** start SUPPLIED MATERIAL **

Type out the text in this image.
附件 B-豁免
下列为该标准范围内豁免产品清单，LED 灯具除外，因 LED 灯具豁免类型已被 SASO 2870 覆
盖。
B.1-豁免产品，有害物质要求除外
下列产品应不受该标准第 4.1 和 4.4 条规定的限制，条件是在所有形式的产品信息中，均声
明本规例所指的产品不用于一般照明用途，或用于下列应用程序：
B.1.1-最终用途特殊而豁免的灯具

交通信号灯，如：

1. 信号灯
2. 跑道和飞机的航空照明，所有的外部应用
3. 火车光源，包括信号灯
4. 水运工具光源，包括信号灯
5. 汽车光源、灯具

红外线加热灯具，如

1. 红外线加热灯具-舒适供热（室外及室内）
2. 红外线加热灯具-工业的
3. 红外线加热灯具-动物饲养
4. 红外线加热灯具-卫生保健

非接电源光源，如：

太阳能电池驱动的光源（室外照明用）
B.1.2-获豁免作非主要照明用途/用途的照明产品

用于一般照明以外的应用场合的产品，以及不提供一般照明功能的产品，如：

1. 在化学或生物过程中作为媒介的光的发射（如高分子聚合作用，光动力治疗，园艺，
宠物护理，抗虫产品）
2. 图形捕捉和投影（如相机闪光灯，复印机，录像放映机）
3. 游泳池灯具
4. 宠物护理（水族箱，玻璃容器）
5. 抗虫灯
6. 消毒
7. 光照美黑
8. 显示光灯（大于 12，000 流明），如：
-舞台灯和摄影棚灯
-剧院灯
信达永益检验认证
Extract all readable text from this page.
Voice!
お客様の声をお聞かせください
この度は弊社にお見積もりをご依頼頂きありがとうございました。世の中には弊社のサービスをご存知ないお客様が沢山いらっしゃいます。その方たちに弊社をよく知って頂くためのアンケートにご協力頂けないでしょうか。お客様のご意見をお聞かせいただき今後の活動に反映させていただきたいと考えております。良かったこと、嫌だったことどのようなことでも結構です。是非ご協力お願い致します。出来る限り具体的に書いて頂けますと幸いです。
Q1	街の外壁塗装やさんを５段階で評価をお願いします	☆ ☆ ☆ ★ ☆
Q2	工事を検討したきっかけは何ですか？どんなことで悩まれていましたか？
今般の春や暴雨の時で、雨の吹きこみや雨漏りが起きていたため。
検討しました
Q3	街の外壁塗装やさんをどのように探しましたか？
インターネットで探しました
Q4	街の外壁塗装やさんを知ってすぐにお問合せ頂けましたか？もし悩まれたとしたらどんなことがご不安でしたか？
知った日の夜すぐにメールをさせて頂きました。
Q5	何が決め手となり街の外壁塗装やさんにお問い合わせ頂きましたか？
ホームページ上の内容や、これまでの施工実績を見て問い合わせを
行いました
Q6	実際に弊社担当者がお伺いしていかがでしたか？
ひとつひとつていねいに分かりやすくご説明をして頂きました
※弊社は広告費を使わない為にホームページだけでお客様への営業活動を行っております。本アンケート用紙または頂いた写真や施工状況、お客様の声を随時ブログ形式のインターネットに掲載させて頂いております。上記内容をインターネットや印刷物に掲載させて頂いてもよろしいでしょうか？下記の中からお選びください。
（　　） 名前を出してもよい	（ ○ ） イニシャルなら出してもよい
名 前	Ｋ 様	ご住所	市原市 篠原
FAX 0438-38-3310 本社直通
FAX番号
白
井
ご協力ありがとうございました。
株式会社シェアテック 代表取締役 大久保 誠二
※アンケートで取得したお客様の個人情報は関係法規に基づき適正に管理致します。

** end SUPPLIED MATERIAL **

### DIRECTION
From the data above, gather every line that includes the word "this".

### EXERCISE ANSWER
Type out the text in this image.
Extract all readable text from this page.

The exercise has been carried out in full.